### INSTRUCTIONS FOR THE TASK
The entries should be written out again exactly as they read.

### Document text records
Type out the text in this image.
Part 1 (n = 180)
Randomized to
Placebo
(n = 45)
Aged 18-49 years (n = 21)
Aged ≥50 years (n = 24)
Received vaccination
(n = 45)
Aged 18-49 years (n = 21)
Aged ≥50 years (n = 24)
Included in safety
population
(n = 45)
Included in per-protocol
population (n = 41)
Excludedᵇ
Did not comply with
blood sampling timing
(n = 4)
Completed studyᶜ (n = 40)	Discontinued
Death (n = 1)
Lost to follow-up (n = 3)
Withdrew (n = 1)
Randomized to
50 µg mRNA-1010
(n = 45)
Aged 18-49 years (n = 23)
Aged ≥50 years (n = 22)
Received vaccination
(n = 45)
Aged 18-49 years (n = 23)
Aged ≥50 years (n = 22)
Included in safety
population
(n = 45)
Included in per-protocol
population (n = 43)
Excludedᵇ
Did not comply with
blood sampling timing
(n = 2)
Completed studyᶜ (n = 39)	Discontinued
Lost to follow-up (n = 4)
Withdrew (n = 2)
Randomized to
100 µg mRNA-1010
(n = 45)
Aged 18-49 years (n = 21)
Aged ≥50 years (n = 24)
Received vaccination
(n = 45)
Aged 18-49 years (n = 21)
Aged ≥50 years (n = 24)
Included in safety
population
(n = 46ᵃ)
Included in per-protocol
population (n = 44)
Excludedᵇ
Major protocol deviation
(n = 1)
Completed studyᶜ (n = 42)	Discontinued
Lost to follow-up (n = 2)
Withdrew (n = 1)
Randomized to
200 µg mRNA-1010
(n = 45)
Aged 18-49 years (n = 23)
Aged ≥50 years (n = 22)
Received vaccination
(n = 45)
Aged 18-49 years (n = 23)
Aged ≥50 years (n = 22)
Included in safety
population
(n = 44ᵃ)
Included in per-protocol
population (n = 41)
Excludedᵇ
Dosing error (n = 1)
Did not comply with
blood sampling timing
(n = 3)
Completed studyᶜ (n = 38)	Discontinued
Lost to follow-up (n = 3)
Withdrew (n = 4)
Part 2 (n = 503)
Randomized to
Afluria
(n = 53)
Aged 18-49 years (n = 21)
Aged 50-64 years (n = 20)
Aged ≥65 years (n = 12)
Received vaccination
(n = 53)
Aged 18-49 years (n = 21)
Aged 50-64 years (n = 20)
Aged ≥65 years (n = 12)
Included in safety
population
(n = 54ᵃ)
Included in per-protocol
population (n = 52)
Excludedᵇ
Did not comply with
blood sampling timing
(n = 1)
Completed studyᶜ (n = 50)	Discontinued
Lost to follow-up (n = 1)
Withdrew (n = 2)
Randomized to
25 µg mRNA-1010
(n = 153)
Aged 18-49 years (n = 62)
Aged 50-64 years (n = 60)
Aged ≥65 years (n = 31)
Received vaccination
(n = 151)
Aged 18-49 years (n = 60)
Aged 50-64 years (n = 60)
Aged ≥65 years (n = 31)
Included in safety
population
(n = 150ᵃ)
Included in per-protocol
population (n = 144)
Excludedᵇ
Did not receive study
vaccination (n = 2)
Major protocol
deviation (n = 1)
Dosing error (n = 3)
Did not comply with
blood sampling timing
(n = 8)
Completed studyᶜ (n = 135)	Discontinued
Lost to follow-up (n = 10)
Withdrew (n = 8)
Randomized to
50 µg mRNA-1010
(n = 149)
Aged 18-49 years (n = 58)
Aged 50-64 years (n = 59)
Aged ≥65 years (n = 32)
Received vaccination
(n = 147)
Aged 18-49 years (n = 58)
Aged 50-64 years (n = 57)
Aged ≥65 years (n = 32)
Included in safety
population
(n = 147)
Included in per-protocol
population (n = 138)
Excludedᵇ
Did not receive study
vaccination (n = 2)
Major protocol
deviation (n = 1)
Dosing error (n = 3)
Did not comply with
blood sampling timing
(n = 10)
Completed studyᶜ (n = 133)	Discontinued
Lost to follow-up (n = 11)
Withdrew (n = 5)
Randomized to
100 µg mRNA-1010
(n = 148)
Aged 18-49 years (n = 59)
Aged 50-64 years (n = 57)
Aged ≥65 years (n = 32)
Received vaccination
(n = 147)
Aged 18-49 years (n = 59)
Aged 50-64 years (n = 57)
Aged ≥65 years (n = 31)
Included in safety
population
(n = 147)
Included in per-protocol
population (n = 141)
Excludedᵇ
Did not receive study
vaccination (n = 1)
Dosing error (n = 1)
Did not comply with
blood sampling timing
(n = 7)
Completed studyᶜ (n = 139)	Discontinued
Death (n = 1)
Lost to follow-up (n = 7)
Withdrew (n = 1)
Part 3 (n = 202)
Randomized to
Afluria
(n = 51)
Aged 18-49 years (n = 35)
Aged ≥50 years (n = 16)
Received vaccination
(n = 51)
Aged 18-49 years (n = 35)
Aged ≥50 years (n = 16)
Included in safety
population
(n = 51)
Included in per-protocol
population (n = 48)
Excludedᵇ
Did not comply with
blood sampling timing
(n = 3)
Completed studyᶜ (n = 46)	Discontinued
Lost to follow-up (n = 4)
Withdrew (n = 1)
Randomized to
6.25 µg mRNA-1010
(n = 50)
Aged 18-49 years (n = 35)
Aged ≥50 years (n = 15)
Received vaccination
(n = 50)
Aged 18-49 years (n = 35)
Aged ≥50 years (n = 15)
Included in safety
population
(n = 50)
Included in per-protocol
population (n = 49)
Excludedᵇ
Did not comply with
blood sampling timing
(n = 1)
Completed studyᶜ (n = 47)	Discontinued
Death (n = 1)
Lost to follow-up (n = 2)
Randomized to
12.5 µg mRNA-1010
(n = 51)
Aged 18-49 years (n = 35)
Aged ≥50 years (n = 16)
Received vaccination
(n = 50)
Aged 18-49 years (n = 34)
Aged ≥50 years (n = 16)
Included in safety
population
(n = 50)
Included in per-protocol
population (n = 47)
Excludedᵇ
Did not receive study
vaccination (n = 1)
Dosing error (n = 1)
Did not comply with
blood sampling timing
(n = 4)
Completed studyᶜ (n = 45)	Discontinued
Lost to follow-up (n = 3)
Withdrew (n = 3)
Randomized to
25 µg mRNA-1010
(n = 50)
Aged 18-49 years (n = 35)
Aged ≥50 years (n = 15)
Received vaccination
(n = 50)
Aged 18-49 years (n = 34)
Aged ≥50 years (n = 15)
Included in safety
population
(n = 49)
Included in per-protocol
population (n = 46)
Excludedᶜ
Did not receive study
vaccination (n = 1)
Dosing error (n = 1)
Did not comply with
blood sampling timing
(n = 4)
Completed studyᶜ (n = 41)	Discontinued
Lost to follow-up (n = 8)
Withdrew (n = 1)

### ANSWER TO THE PROBLEM
Type out the text in this image.
Part 1 (n = 180)
Randomized to
Placebo
(n = 45)
Aged 18-49 years (n = 21)
Aged ≥50 years (n = 24)
Received vaccination
(n = 45)
Aged 18-49 years (n = 21)
Aged ≥50 years (n = 24)
Included in safety
population
(n = 45)
Included in per-protocol
population (n = 41)
Excludedᵇ
Did not comply with
blood sampling timing
(n = 4)
Completed studyᶜ (n = 40)	Discontinued
Death (n = 1)
Lost to follow-up (n = 3)
Withdrew (n = 1)
Randomized to
50 µg mRNA-1010
(n = 45)
Aged 18-49 years (n = 23)
Aged ≥50 years (n = 22)
Received vaccination
(n = 45)
Aged 18-49 years (n = 23)
Aged ≥50 years (n = 22)
Included in safety
population
(n = 45)
Included in per-protocol
population (n = 43)
Excludedᵇ
Did not comply with
blood sampling timing
(n = 2)
Completed studyᶜ (n = 39)	Discontinued
Lost to follow-up (n = 4)
Withdrew (n = 2)
Randomized to
100 µg mRNA-1010
(n = 45)
Aged 18-49 years (n = 21)
Aged ≥50 years (n = 24)
Received vaccination
(n = 45)
Aged 18-49 years (n = 21)
Aged ≥50 years (n = 24)
Included in safety
population
(n = 46ᵃ)
Included in per-protocol
population (n = 44)
Excludedᵇ
Major protocol deviation
(n = 1)
Completed studyᶜ (n = 42)	Discontinued
Lost to follow-up (n = 2)
Withdrew (n = 1)
Randomized to
200 µg mRNA-1010
(n = 45)
Aged 18-49 years (n = 23)
Aged ≥50 years (n = 22)
Received vaccination
(n = 45)
Aged 18-49 years (n = 23)
Aged ≥50 years (n = 22)
Included in safety
population
(n = 44ᵃ)
Included in per-protocol
population (n = 41)
Excludedᵇ
Dosing error (n = 1)
Did not comply with
blood sampling timing
(n = 3)
Completed studyᶜ (n = 38)	Discontinued
Lost to follow-up (n = 3)
Withdrew (n = 4)
Part 2 (n = 503)
Randomized to
Afluria
(n = 53)
Aged 18-49 years (n = 21)
Aged 50-64 years (n = 20)
Aged ≥65 years (n = 12)
Received vaccination
(n = 53)
Aged 18-49 years (n = 21)
Aged 50-64 years (n = 20)
Aged ≥65 years (n = 12)
Included in safety
population
(n = 54ᵃ)
Included in per-protocol
population (n = 52)
Excludedᵇ
Did not comply with
blood sampling timing
(n = 1)
Completed studyᶜ (n = 50)	Discontinued
Lost to follow-up (n = 1)
Withdrew (n = 2)
Randomized to
25 µg mRNA-1010
(n = 153)
Aged 18-49 years (n = 62)
Aged 50-64 years (n = 60)
Aged ≥65 years (n = 31)
Received vaccination
(n = 151)
Aged 18-49 years (n = 60)
Aged 50-64 years (n = 60)
Aged ≥65 years (n = 31)
Included in safety
population
(n = 150ᵃ)
Included in per-protocol
population (n = 144)
Excludedᵇ
Did not receive study
vaccination (n = 2)
Major protocol
deviation (n = 1)
Dosing error (n = 3)
Did not comply with
blood sampling timing
(n = 8)
Completed studyᶜ (n = 135)	Discontinued
Lost to follow-up (n = 10)
Withdrew (n = 8)
Randomized to
50 µg mRNA-1010
(n = 149)
Aged 18-49 years (n = 58)
Aged 50-64 years (n = 59)
Aged ≥65 years (n = 32)
Received vaccination
(n = 147)
Aged 18-49 years (n = 58)
Aged 50-64 years (n = 57)
Aged ≥65 years (n = 32)
Included in safety
population
(n = 147)
Included in per-protocol
population (n = 138)
Excludedᵇ
Did not receive study
vaccination (n = 2)
Major protocol
deviation (n = 1)
Dosing error (n = 3)
Did not comply with
blood sampling timing
(n = 10)
Completed studyᶜ (n = 133)	Discontinued
Lost to follow-up (n = 11)
Withdrew (n = 5)
Randomized to
100 µg mRNA-1010
(n = 148)
Aged 18-49 years (n = 59)
Aged 50-64 years (n = 57)
Aged ≥65 years (n = 32)
Received vaccination
(n = 147)
Aged 18-49 years (n = 59)
Aged 50-64 years (n = 57)
Aged ≥65 years (n = 31)
Included in safety
population
(n = 147)
Included in per-protocol
population (n = 141)
Excludedᵇ
Did not receive study
vaccination (n = 1)
Dosing error (n = 1)
Did not comply with
blood sampling timing
(n = 7)
Completed studyᶜ (n = 139)	Discontinued
Death (n = 1)
Lost to follow-up (n = 7)
Withdrew (n = 1)
Part 3 (n = 202)
Randomized to
Afluria
(n = 51)
Aged 18-49 years (n = 35)
Aged ≥50 years (n = 16)
Received vaccination
(n = 51)
Aged 18-49 years (n = 35)
Aged ≥50 years (n = 16)
Included in safety
population
(n = 51)
Included in per-protocol
population (n = 48)
Excludedᵇ
Did not comply with
blood sampling timing
(n = 3)
Completed studyᶜ (n = 46)	Discontinued
Lost to follow-up (n = 4)
Withdrew (n = 1)
Randomized to
6.25 µg mRNA-1010
(n = 50)
Aged 18-49 years (n = 35)
Aged ≥50 years (n = 15)
Received vaccination
(n = 50)
Aged 18-49 years (n = 35)
Aged ≥50 years (n = 15)
Included in safety
population
(n = 50)
Included in per-protocol
population (n = 49)
Excludedᵇ
Did not comply with
blood sampling timing
(n = 1)
Completed studyᶜ (n = 47)	Discontinued
Death (n = 1)
Lost to follow-up (n = 2)
Randomized to
12.5 µg mRNA-1010
(n = 51)
Aged 18-49 years (n = 35)
Aged ≥50 years (n = 16)
Received vaccination
(n = 50)
Aged 18-49 years (n = 34)
Aged ≥50 years (n = 16)
Included in safety
population
(n = 50)
Included in per-protocol
population (n = 47)
Excludedᵇ
Did not receive study
vaccination (n = 1)
Dosing error (n = 1)
Did not comply with
blood sampling timing
(n = 4)
Completed studyᶜ (n = 45)	Discontinued
Lost to follow-up (n = 3)
Withdrew (n = 3)
Randomized to
25 µg mRNA-1010
(n = 50)
Aged 18-49 years (n = 35)
Aged ≥50 years (n = 15)
Received vaccination
(n = 50)
Aged 18-49 years (n = 34)
Aged ≥50 years (n = 15)
Included in safety
population
(n = 49)
Included in per-protocol
population (n = 46)
Excludedᶜ
Did not receive study
vaccination (n = 1)
Dosing error (n = 1)
Did not comply with
blood sampling timing
(n = 4)
Completed studyᶜ (n = 41)	Discontinued
Lost to follow-up (n = 8)
Withdrew (n = 1)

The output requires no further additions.